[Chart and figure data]
╭──
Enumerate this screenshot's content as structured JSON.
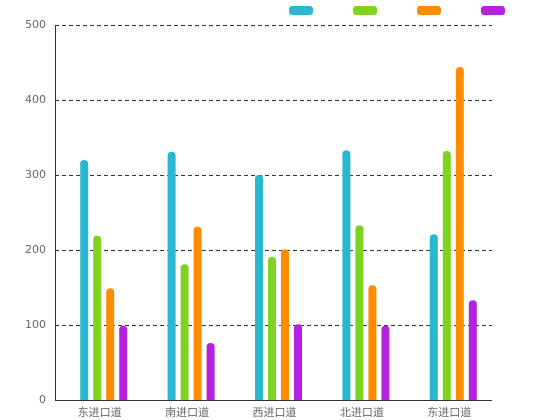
{
  "chart_data": {
    "type": "bar",
    "categories": [
      "东进口道",
      "南进口道",
      "西进口道",
      "北进口道",
      "东进口道"
    ],
    "series": [
      {
        "color": "#29b8d0",
        "values": [
          320,
          331,
          300,
          333,
          221
        ]
      },
      {
        "color": "#7ed321",
        "values": [
          219,
          181,
          191,
          233,
          332
        ]
      },
      {
        "color": "#ff8c00",
        "values": [
          149,
          231,
          201,
          153,
          444
        ]
      },
      {
        "color": "#b620e0",
        "values": [
          99,
          76,
          101,
          99,
          133
        ]
      }
    ],
    "ylim": [
      0,
      500
    ],
    "yticks": [
      0,
      100,
      200,
      300,
      400,
      500
    ],
    "grid": true
  }
}
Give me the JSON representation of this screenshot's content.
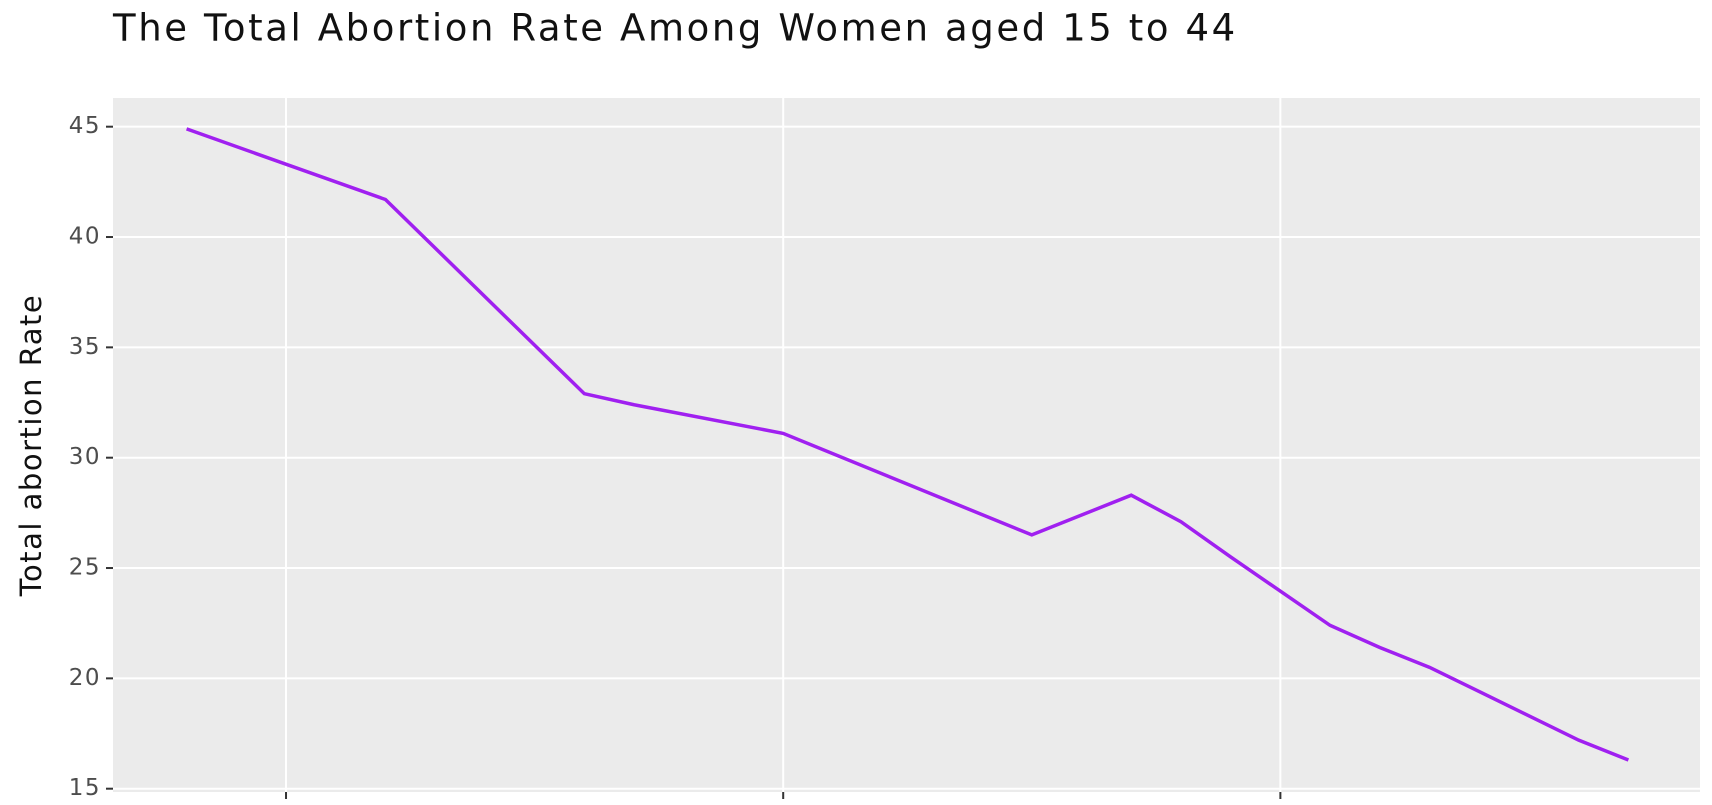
{
  "chart_data": {
    "type": "line",
    "title": "The Total Abortion Rate Among Women aged 15 to 44",
    "y_label": "Total abortion Rate",
    "x": [
      0,
      4,
      8,
      9,
      12,
      17,
      19,
      20,
      21,
      23,
      24,
      25,
      26,
      28,
      29
    ],
    "series": [
      {
        "name": "Total abortion Rate",
        "color": "#a020f0",
        "values": [
          44.9,
          41.7,
          32.9,
          32.4,
          31.1,
          26.5,
          28.3,
          27.1,
          25.5,
          22.4,
          21.4,
          20.5,
          19.4,
          17.2,
          16.3
        ]
      }
    ],
    "xlim": [
      -1.48,
      30.44
    ],
    "xticks": [
      2,
      12,
      22
    ],
    "ylim": [
      14.85,
      46.3
    ],
    "yticks": [
      15,
      20,
      25,
      30,
      35,
      40,
      45
    ],
    "grid": true
  }
}
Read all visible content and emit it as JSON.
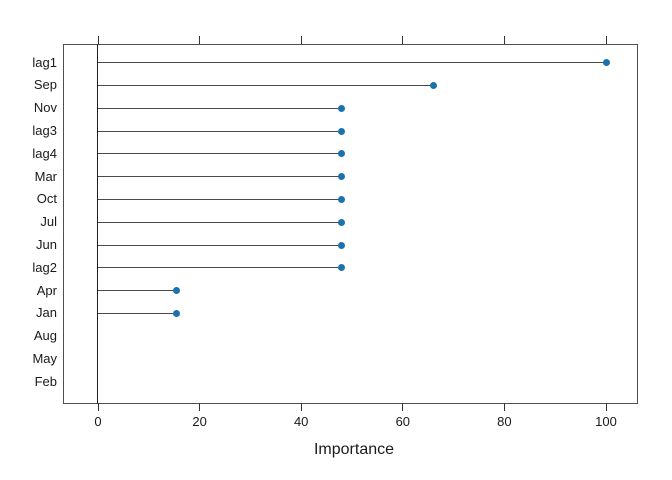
{
  "chart_data": {
    "type": "bar",
    "variant": "horizontal-lollipop-dotplot",
    "title": "",
    "xlabel": "Importance",
    "ylabel": "",
    "categories": [
      "lag1",
      "Sep",
      "Nov",
      "lag3",
      "lag4",
      "Mar",
      "Oct",
      "Jul",
      "Jun",
      "lag2",
      "Apr",
      "Jan",
      "Aug",
      "May",
      "Feb"
    ],
    "values": [
      100,
      66,
      48,
      48,
      48,
      48,
      48,
      48,
      48,
      48,
      15.5,
      15.5,
      0,
      0,
      0
    ],
    "xticks": [
      0,
      20,
      40,
      60,
      80,
      100
    ],
    "xlim": [
      -7,
      106
    ],
    "grid": false,
    "legend_position": "none",
    "notes": "zero-value categories (Aug, May, Feb) drawn with no needle or dot; ticks mirrored on top axis without labels",
    "point_color": "#1b73ae",
    "needle_color": "#4a4a4a",
    "frame_color": "#4f4f4f",
    "baseline_color": "#1f1f1f",
    "text_color": "#1a1a1a"
  }
}
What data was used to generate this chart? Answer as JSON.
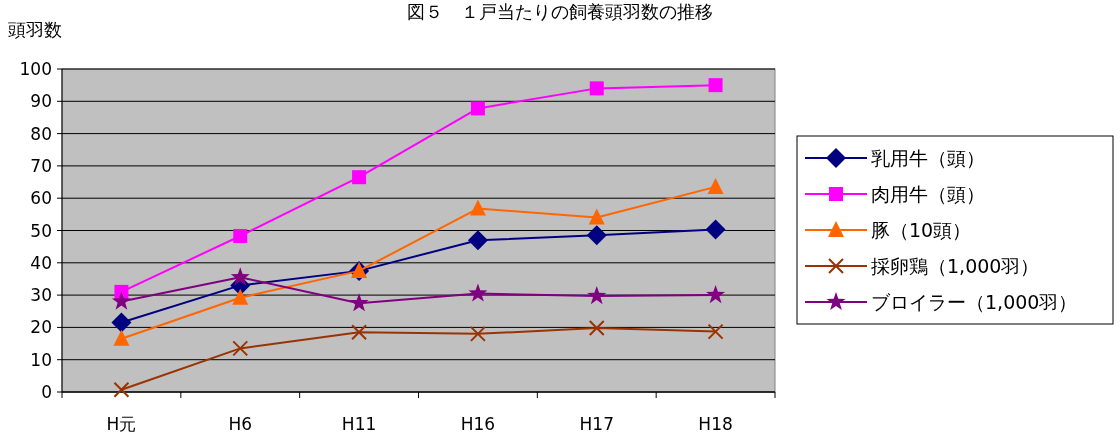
{
  "chart_data": {
    "type": "line",
    "title": "図５　１戸当たりの飼養頭羽数の推移",
    "ylabel": "頭羽数",
    "categories": [
      "H元",
      "H6",
      "H11",
      "H16",
      "H17",
      "H18"
    ],
    "ylim": [
      0,
      100
    ],
    "yticks": [
      0,
      10,
      20,
      30,
      40,
      50,
      60,
      70,
      80,
      90,
      100
    ],
    "grid": "y",
    "legend": "right",
    "line_style": "solid",
    "series": [
      {
        "name": "乳用牛（頭）",
        "color": "#000080",
        "marker": "diamond",
        "values": [
          21.5,
          33,
          37.5,
          47,
          48.5,
          50.3
        ]
      },
      {
        "name": "肉用牛（頭）",
        "color": "#ff00ff",
        "marker": "square",
        "values": [
          31,
          48.3,
          66.5,
          87.8,
          94,
          95
        ]
      },
      {
        "name": "豚（10頭）",
        "color": "#ff6600",
        "marker": "triangle",
        "values": [
          16.5,
          29.2,
          37.5,
          56.8,
          54,
          63.5
        ]
      },
      {
        "name": "採卵鶏（1,000羽）",
        "color": "#993300",
        "marker": "cross",
        "values": [
          0.7,
          13.5,
          18.5,
          18,
          19.8,
          18.7
        ]
      },
      {
        "name": "ブロイラー（1,000羽）",
        "color": "#800080",
        "marker": "star",
        "values": [
          28,
          35.5,
          27.5,
          30.5,
          29.7,
          30
        ]
      }
    ]
  }
}
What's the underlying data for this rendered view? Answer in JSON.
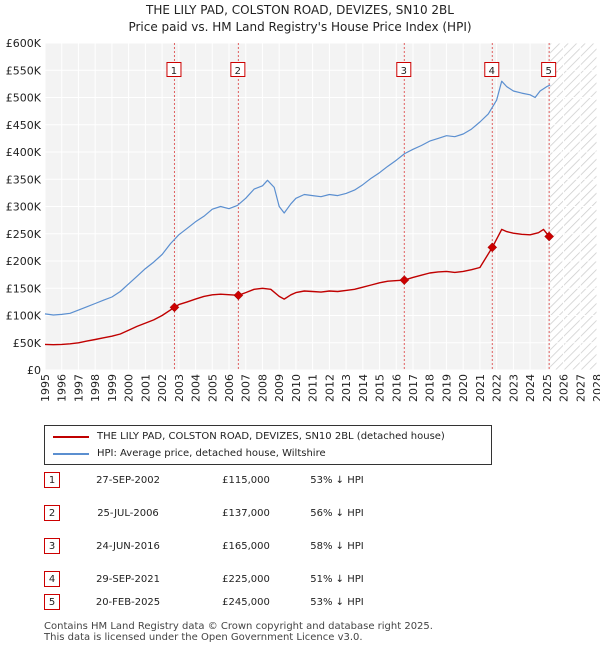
╰──
§ TASK: Read through the entries and copy every line that includes "screenshot".

§ FINISHED TASK:
Enumerate this screenshot's content as structured JSON.
Give me the JSON representation of this screenshot's content.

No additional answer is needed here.